_Work instructions:_ Write out each line that follows exactly as it stands, without the pictures.

BEGIN

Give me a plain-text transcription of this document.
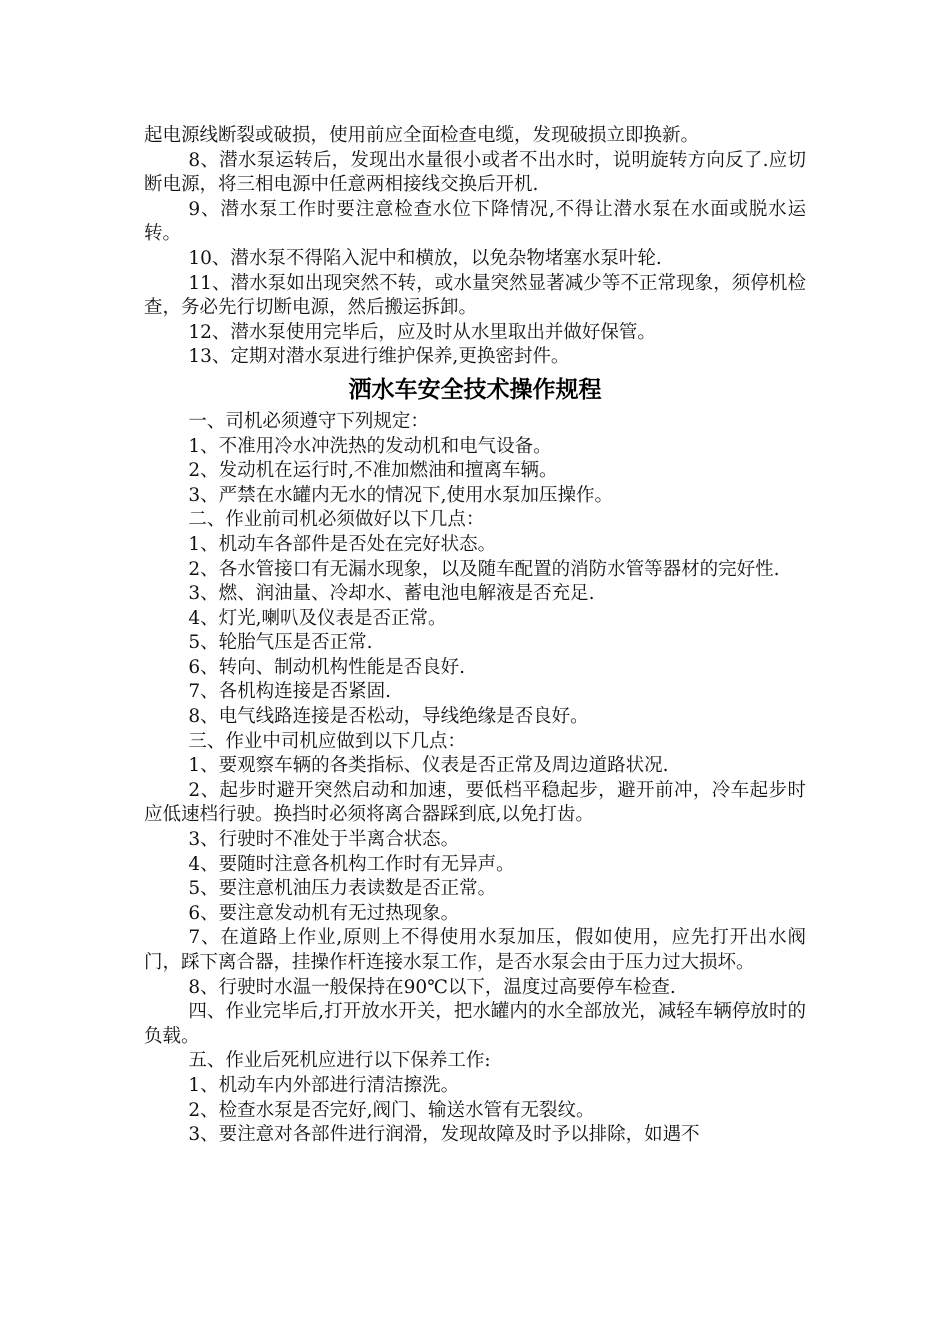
起电源线断裂或破损，使用前应全面检查电缆，发现破损立即换新。

8、潜水泵运转后，发现出水量很小或者不出水时，说明旋转方向反了.应切断电源，将三相电源中任意两相接线交换后开机.

9、潜水泵工作时要注意检查水位下降情况,不得让潜水泵在水面或脱水运转。

10、潜水泵不得陷入泥中和横放，以免杂物堵塞水泵叶轮.

11、潜水泵如出现突然不转，或水量突然显著减少等不正常现象，须停机检查，务必先行切断电源，然后搬运拆卸。

12、潜水泵使用完毕后，应及时从水里取出并做好保管。

13、定期对潜水泵进行维护保养,更换密封件。

洒水车安全技术操作规程

一、司机必须遵守下列规定：

1、不准用冷水冲洗热的发动机和电气设备。

2、发动机在运行时,不准加燃油和擅离车辆。

3、严禁在水罐内无水的情况下,使用水泵加压操作。

二、作业前司机必须做好以下几点：

1、机动车各部件是否处在完好状态。

2、各水管接口有无漏水现象，以及随车配置的消防水管等器材的完好性.

3、燃、润油量、冷却水、蓄电池电解液是否充足.

4、灯光,喇叭及仪表是否正常。

5、轮胎气压是否正常.

6、转向、制动机构性能是否良好.

7、各机构连接是否紧固.

8、电气线路连接是否松动，导线绝缘是否良好。

三、作业中司机应做到以下几点：

1、要观察车辆的各类指标、仪表是否正常及周边道路状况.

2、起步时避开突然启动和加速，要低档平稳起步，避开前冲，冷车起步时应低速档行驶。换挡时必须将离合器踩到底,以免打齿。

3、行驶时不准处于半离合状态。

4、要随时注意各机构工作时有无异声。

5、要注意机油压力表读数是否正常。

6、要注意发动机有无过热现象。

7、在道路上作业,原则上不得使用水泵加压，假如使用，应先打开出水阀门，踩下离合器，挂操作杆连接水泵工作，是否水泵会由于压力过大损坏。

8、行驶时水温一般保持在90℃以下，温度过高要停车检查.

四、作业完毕后,打开放水开关，把水罐内的水全部放光，减轻车辆停放时的负载。

五、作业后死机应进行以下保养工作:

1、机动车内外部进行清洁擦洗。

2、检查水泵是否完好,阀门、输送水管有无裂纹。

3、要注意对各部件进行润滑，发现故障及时予以排除，如遇不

END

_Answer for this exercise:_
Give me a plain-text transcription of this document.
起电源线断裂或破损，使用前应全面检查电缆，发现破损立即换新。

8、潜水泵运转后，发现出水量很小或者不出水时，说明旋转方向反了.应切断电源，将三相电源中任意两相接线交换后开机.

9、潜水泵工作时要注意检查水位下降情况,不得让潜水泵在水面或脱水运转。

10、潜水泵不得陷入泥中和横放，以免杂物堵塞水泵叶轮.

11、潜水泵如出现突然不转，或水量突然显著减少等不正常现象，须停机检查，务必先行切断电源，然后搬运拆卸。

12、潜水泵使用完毕后，应及时从水里取出并做好保管。

13、定期对潜水泵进行维护保养,更换密封件。

洒水车安全技术操作规程

一、司机必须遵守下列规定：

1、不准用冷水冲洗热的发动机和电气设备。

2、发动机在运行时,不准加燃油和擅离车辆。

3、严禁在水罐内无水的情况下,使用水泵加压操作。

二、作业前司机必须做好以下几点：

1、机动车各部件是否处在完好状态。

2、各水管接口有无漏水现象，以及随车配置的消防水管等器材的完好性.

3、燃、润油量、冷却水、蓄电池电解液是否充足.

4、灯光,喇叭及仪表是否正常。

5、轮胎气压是否正常.

6、转向、制动机构性能是否良好.

7、各机构连接是否紧固.

8、电气线路连接是否松动，导线绝缘是否良好。

三、作业中司机应做到以下几点：

1、要观察车辆的各类指标、仪表是否正常及周边道路状况.

2、起步时避开突然启动和加速，要低档平稳起步，避开前冲，冷车起步时应低速档行驶。换挡时必须将离合器踩到底,以免打齿。

3、行驶时不准处于半离合状态。

4、要随时注意各机构工作时有无异声。

5、要注意机油压力表读数是否正常。

6、要注意发动机有无过热现象。

7、在道路上作业,原则上不得使用水泵加压，假如使用，应先打开出水阀门，踩下离合器，挂操作杆连接水泵工作，是否水泵会由于压力过大损坏。

8、行驶时水温一般保持在90℃以下，温度过高要停车检查.

四、作业完毕后,打开放水开关，把水罐内的水全部放光，减轻车辆停放时的负载。

五、作业后死机应进行以下保养工作:

1、机动车内外部进行清洁擦洗。

2、检查水泵是否完好,阀门、输送水管有无裂纹。

3、要注意对各部件进行润滑，发现故障及时予以排除，如遇不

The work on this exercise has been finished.